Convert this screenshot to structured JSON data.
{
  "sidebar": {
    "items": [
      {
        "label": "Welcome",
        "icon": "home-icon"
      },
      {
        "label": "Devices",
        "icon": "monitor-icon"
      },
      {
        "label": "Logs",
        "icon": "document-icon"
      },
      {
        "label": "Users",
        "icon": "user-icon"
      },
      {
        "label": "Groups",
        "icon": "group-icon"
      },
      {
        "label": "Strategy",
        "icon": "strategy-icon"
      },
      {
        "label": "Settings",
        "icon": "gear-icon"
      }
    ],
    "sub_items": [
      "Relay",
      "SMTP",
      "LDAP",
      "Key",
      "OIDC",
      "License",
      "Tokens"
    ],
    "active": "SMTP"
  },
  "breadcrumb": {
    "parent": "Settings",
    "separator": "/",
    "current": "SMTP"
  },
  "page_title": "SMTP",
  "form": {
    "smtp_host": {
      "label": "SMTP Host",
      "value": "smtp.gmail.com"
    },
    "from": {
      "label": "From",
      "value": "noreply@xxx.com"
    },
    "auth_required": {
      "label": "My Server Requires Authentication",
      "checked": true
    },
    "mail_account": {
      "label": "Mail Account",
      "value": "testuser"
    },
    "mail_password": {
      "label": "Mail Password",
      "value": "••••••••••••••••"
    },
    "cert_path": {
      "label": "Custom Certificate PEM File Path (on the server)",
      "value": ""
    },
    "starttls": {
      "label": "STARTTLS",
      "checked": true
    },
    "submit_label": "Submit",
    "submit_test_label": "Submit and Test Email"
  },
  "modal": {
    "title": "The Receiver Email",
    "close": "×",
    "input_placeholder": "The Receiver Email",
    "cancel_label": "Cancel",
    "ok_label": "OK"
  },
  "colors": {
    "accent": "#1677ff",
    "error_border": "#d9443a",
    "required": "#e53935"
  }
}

**Work to complete:** Locate the word "Submit" in the entries, and copy every line where it is found.

**Right answer:**
    "submit_label": "Submit",
    "submit_test_label": "Submit and Test Email"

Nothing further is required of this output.